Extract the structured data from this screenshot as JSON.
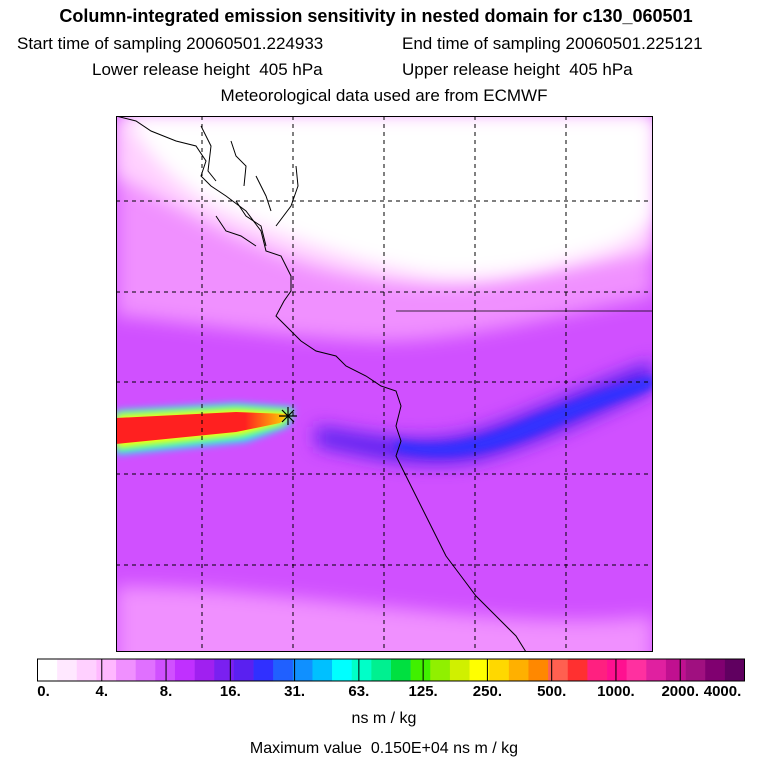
{
  "title": "Column-integrated emission sensitivity in nested domain for c130_060501",
  "sampling": {
    "start_label": "Start time of sampling",
    "start_value": "20060501.224933",
    "end_label": "End time of sampling",
    "end_value": "20060501.225121"
  },
  "release": {
    "lower_label": "Lower release height",
    "lower_value": "405 hPa",
    "upper_label": "Upper release height",
    "upper_value": "405 hPa"
  },
  "met_source": "Meteorological data used are from ECMWF",
  "colorbar": {
    "colors": [
      "#ffffff",
      "#ffe8ff",
      "#ffd0ff",
      "#ffb8ff",
      "#f090ff",
      "#e070ff",
      "#d050ff",
      "#c030ff",
      "#a020f0",
      "#7a20f0",
      "#5a20f0",
      "#3030ff",
      "#2060ff",
      "#1090ff",
      "#00c0ff",
      "#00ffff",
      "#00ffc8",
      "#00f090",
      "#00e040",
      "#40f000",
      "#90f000",
      "#d0f000",
      "#ffff00",
      "#ffd800",
      "#ffb000",
      "#ff8800",
      "#ff6050",
      "#ff3030",
      "#ff2080",
      "#ff1090",
      "#ff30a0",
      "#e020a0",
      "#c01090",
      "#a01080",
      "#800070",
      "#600060"
    ],
    "tick_labels": [
      "0.",
      "4.",
      "8.",
      "16.",
      "31.",
      "63.",
      "125.",
      "250.",
      "500.",
      "1000.",
      "2000.",
      "4000."
    ],
    "units": "ns m / kg"
  },
  "max_value": {
    "label": "Maximum value",
    "value": "0.150E+04",
    "units": "ns m / kg"
  },
  "map": {
    "release_marker": "release-point-star-icon",
    "colors": {
      "white": "#ffffff",
      "light_pink": "#ffd0ff",
      "pink": "#f090ff",
      "magenta": "#d050ff",
      "purple": "#a020f0",
      "blue": "#3030ff",
      "cyan": "#00ffff",
      "yellow": "#ffff00",
      "red": "#ff2020"
    }
  }
}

» **Task objective**: Leave the pictures out, and transcribe each of the records exactly.

» **Solved problem**:
Extract the structured data from this screenshot as JSON.
{
  "title": "Column-integrated emission sensitivity in nested domain for c130_060501",
  "sampling": {
    "start_label": "Start time of sampling",
    "start_value": "20060501.224933",
    "end_label": "End time of sampling",
    "end_value": "20060501.225121"
  },
  "release": {
    "lower_label": "Lower release height",
    "lower_value": "405 hPa",
    "upper_label": "Upper release height",
    "upper_value": "405 hPa"
  },
  "met_source": "Meteorological data used are from ECMWF",
  "colorbar": {
    "colors": [
      "#ffffff",
      "#ffe8ff",
      "#ffd0ff",
      "#ffb8ff",
      "#f090ff",
      "#e070ff",
      "#d050ff",
      "#c030ff",
      "#a020f0",
      "#7a20f0",
      "#5a20f0",
      "#3030ff",
      "#2060ff",
      "#1090ff",
      "#00c0ff",
      "#00ffff",
      "#00ffc8",
      "#00f090",
      "#00e040",
      "#40f000",
      "#90f000",
      "#d0f000",
      "#ffff00",
      "#ffd800",
      "#ffb000",
      "#ff8800",
      "#ff6050",
      "#ff3030",
      "#ff2080",
      "#ff1090",
      "#ff30a0",
      "#e020a0",
      "#c01090",
      "#a01080",
      "#800070",
      "#600060"
    ],
    "tick_labels": [
      "0.",
      "4.",
      "8.",
      "16.",
      "31.",
      "63.",
      "125.",
      "250.",
      "500.",
      "1000.",
      "2000.",
      "4000."
    ],
    "units": "ns m / kg"
  },
  "max_value": {
    "label": "Maximum value",
    "value": "0.150E+04",
    "units": "ns m / kg"
  },
  "map": {
    "release_marker": "release-point-star-icon",
    "colors": {
      "white": "#ffffff",
      "light_pink": "#ffd0ff",
      "pink": "#f090ff",
      "magenta": "#d050ff",
      "purple": "#a020f0",
      "blue": "#3030ff",
      "cyan": "#00ffff",
      "yellow": "#ffff00",
      "red": "#ff2020"
    }
  }
}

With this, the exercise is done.